> _Problem_
From the listing that follows, extract every line and set it down unaltered.

[Stored entries]
·····

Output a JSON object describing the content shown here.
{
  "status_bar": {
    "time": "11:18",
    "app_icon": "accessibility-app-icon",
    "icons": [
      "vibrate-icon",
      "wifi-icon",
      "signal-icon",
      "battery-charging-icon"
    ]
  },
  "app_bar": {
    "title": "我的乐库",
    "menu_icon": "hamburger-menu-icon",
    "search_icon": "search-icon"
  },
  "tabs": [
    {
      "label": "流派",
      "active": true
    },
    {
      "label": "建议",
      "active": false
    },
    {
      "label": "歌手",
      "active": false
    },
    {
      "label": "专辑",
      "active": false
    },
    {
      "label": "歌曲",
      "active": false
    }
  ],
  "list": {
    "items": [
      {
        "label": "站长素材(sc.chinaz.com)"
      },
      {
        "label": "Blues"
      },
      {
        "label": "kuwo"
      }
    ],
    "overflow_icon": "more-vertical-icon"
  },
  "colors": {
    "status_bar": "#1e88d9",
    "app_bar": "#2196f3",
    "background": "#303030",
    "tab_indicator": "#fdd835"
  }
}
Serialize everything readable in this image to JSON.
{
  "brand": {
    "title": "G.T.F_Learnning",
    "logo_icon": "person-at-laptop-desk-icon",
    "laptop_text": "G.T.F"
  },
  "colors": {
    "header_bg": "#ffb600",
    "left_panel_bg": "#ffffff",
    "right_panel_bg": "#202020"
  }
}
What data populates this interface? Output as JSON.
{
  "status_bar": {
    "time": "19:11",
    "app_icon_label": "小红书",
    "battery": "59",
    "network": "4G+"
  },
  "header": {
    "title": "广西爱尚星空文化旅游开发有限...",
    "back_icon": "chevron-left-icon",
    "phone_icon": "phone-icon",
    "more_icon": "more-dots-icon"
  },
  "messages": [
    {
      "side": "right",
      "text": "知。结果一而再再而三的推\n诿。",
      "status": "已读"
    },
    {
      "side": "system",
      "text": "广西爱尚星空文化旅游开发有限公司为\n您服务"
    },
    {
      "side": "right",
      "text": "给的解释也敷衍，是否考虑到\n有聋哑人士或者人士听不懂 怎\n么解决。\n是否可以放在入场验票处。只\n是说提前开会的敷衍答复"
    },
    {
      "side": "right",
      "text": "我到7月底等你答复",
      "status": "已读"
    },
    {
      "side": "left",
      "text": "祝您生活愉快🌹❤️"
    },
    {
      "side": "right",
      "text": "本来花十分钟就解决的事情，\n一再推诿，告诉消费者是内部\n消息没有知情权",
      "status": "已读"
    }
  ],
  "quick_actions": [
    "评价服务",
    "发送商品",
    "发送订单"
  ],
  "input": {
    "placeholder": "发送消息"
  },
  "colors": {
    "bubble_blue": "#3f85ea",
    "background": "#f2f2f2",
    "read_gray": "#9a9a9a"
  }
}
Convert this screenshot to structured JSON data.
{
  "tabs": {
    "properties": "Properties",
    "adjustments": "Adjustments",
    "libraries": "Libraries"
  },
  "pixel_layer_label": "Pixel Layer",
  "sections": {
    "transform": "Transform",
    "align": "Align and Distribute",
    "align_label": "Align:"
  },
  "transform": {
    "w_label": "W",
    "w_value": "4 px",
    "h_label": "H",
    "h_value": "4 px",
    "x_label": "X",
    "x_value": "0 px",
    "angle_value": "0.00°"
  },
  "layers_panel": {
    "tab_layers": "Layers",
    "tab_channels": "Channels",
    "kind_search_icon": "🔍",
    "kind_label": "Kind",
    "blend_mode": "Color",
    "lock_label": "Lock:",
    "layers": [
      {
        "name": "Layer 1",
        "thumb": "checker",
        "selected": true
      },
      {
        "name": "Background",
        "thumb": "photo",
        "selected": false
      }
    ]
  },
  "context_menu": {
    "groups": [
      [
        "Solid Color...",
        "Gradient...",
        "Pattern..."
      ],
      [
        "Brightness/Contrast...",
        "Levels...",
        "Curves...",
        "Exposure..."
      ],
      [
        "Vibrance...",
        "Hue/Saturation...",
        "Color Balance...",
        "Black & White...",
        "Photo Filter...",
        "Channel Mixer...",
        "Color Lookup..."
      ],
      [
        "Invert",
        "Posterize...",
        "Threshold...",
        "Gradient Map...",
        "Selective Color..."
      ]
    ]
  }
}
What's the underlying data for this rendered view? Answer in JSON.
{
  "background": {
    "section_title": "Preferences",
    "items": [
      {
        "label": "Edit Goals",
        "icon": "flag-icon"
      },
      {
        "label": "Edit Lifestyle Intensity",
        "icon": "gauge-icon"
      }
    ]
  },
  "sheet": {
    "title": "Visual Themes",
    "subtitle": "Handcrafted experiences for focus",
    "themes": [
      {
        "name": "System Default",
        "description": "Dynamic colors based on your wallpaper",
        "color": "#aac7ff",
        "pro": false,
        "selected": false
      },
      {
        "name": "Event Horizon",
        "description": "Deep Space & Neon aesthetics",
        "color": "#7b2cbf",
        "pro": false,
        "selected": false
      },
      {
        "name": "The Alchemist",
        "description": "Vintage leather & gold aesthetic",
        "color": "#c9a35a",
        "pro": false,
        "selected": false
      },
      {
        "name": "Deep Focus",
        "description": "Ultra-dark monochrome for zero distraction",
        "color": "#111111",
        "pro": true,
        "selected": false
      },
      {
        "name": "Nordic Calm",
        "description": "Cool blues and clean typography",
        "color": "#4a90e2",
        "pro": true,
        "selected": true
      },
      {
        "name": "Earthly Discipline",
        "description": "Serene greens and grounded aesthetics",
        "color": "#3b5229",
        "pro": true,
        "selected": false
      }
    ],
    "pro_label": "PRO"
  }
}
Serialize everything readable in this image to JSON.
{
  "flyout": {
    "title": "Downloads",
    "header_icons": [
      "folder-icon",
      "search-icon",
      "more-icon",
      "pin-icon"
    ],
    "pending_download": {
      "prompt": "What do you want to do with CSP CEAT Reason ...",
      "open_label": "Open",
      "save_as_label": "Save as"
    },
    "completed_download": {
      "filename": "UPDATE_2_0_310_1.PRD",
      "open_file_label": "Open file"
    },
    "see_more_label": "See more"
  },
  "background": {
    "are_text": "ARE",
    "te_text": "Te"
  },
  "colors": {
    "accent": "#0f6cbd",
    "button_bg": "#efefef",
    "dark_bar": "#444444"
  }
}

·····

> _Finished exercise_
Output a JSON object describing the content shown here.
{
  "status_bar": {
    "time": "11:18",
    "app_icon": "accessibility-app-icon",
    "icons": [
      "vibrate-icon",
      "wifi-icon",
      "signal-icon",
      "battery-charging-icon"
    ]
  },
  "app_bar": {
    "title": "我的乐库",
    "menu_icon": "hamburger-menu-icon",
    "search_icon": "search-icon"
  },
  "tabs": [
    {
      "label": "流派",
      "active": true
    },
    {
      "label": "建议",
      "active": false
    },
    {
      "label": "歌手",
      "active": false
    },
    {
      "label": "专辑",
      "active": false
    },
    {
      "label": "歌曲",
      "active": false
    }
  ],
  "list": {
    "items": [
      {
        "label": "站长素材(sc.chinaz.com)"
      },
      {
        "label": "Blues"
      },
      {
        "label": "kuwo"
      }
    ],
    "overflow_icon": "more-vertical-icon"
  },
  "colors": {
    "status_bar": "#1e88d9",
    "app_bar": "#2196f3",
    "background": "#303030",
    "tab_indicator": "#fdd835"
  }
}
Serialize everything readable in this image to JSON.
{
  "brand": {
    "title": "G.T.F_Learnning",
    "logo_icon": "person-at-laptop-desk-icon",
    "laptop_text": "G.T.F"
  },
  "colors": {
    "header_bg": "#ffb600",
    "left_panel_bg": "#ffffff",
    "right_panel_bg": "#202020"
  }
}
What data populates this interface? Output as JSON.
{
  "status_bar": {
    "time": "19:11",
    "app_icon_label": "小红书",
    "battery": "59",
    "network": "4G+"
  },
  "header": {
    "title": "广西爱尚星空文化旅游开发有限...",
    "back_icon": "chevron-left-icon",
    "phone_icon": "phone-icon",
    "more_icon": "more-dots-icon"
  },
  "messages": [
    {
      "side": "right",
      "text": "知。结果一而再再而三的推\n诿。",
      "status": "已读"
    },
    {
      "side": "system",
      "text": "广西爱尚星空文化旅游开发有限公司为\n您服务"
    },
    {
      "side": "right",
      "text": "给的解释也敷衍，是否考虑到\n有聋哑人士或者人士听不懂 怎\n么解决。\n是否可以放在入场验票处。只\n是说提前开会的敷衍答复"
    },
    {
      "side": "right",
      "text": "我到7月底等你答复",
      "status": "已读"
    },
    {
      "side": "left",
      "text": "祝您生活愉快🌹❤️"
    },
    {
      "side": "right",
      "text": "本来花十分钟就解决的事情，\n一再推诿，告诉消费者是内部\n消息没有知情权",
      "status": "已读"
    }
  ],
  "quick_actions": [
    "评价服务",
    "发送商品",
    "发送订单"
  ],
  "input": {
    "placeholder": "发送消息"
  },
  "colors": {
    "bubble_blue": "#3f85ea",
    "background": "#f2f2f2",
    "read_gray": "#9a9a9a"
  }
}
Convert this screenshot to structured JSON data.
{
  "tabs": {
    "properties": "Properties",
    "adjustments": "Adjustments",
    "libraries": "Libraries"
  },
  "pixel_layer_label": "Pixel Layer",
  "sections": {
    "transform": "Transform",
    "align": "Align and Distribute",
    "align_label": "Align:"
  },
  "transform": {
    "w_label": "W",
    "w_value": "4 px",
    "h_label": "H",
    "h_value": "4 px",
    "x_label": "X",
    "x_value": "0 px",
    "angle_value": "0.00°"
  },
  "layers_panel": {
    "tab_layers": "Layers",
    "tab_channels": "Channels",
    "kind_search_icon": "🔍",
    "kind_label": "Kind",
    "blend_mode": "Color",
    "lock_label": "Lock:",
    "layers": [
      {
        "name": "Layer 1",
        "thumb": "checker",
        "selected": true
      },
      {
        "name": "Background",
        "thumb": "photo",
        "selected": false
      }
    ]
  },
  "context_menu": {
    "groups": [
      [
        "Solid Color...",
        "Gradient...",
        "Pattern..."
      ],
      [
        "Brightness/Contrast...",
        "Levels...",
        "Curves...",
        "Exposure..."
      ],
      [
        "Vibrance...",
        "Hue/Saturation...",
        "Color Balance...",
        "Black & White...",
        "Photo Filter...",
        "Channel Mixer...",
        "Color Lookup..."
      ],
      [
        "Invert",
        "Posterize...",
        "Threshold...",
        "Gradient Map...",
        "Selective Color..."
      ]
    ]
  }
}
What's the underlying data for this rendered view? Answer in JSON.
{
  "background": {
    "section_title": "Preferences",
    "items": [
      {
        "label": "Edit Goals",
        "icon": "flag-icon"
      },
      {
        "label": "Edit Lifestyle Intensity",
        "icon": "gauge-icon"
      }
    ]
  },
  "sheet": {
    "title": "Visual Themes",
    "subtitle": "Handcrafted experiences for focus",
    "themes": [
      {
        "name": "System Default",
        "description": "Dynamic colors based on your wallpaper",
        "color": "#aac7ff",
        "pro": false,
        "selected": false
      },
      {
        "name": "Event Horizon",
        "description": "Deep Space & Neon aesthetics",
        "color": "#7b2cbf",
        "pro": false,
        "selected": false
      },
      {
        "name": "The Alchemist",
        "description": "Vintage leather & gold aesthetic",
        "color": "#c9a35a",
        "pro": false,
        "selected": false
      },
      {
        "name": "Deep Focus",
        "description": "Ultra-dark monochrome for zero distraction",
        "color": "#111111",
        "pro": true,
        "selected": false
      },
      {
        "name": "Nordic Calm",
        "description": "Cool blues and clean typography",
        "color": "#4a90e2",
        "pro": true,
        "selected": true
      },
      {
        "name": "Earthly Discipline",
        "description": "Serene greens and grounded aesthetics",
        "color": "#3b5229",
        "pro": true,
        "selected": false
      }
    ],
    "pro_label": "PRO"
  }
}
Serialize everything readable in this image to JSON.
{
  "flyout": {
    "title": "Downloads",
    "header_icons": [
      "folder-icon",
      "search-icon",
      "more-icon",
      "pin-icon"
    ],
    "pending_download": {
      "prompt": "What do you want to do with CSP CEAT Reason ...",
      "open_label": "Open",
      "save_as_label": "Save as"
    },
    "completed_download": {
      "filename": "UPDATE_2_0_310_1.PRD",
      "open_file_label": "Open file"
    },
    "see_more_label": "See more"
  },
  "background": {
    "are_text": "ARE",
    "te_text": "Te"
  },
  "colors": {
    "accent": "#0f6cbd",
    "button_bg": "#efefef",
    "dark_bar": "#444444"
  }
}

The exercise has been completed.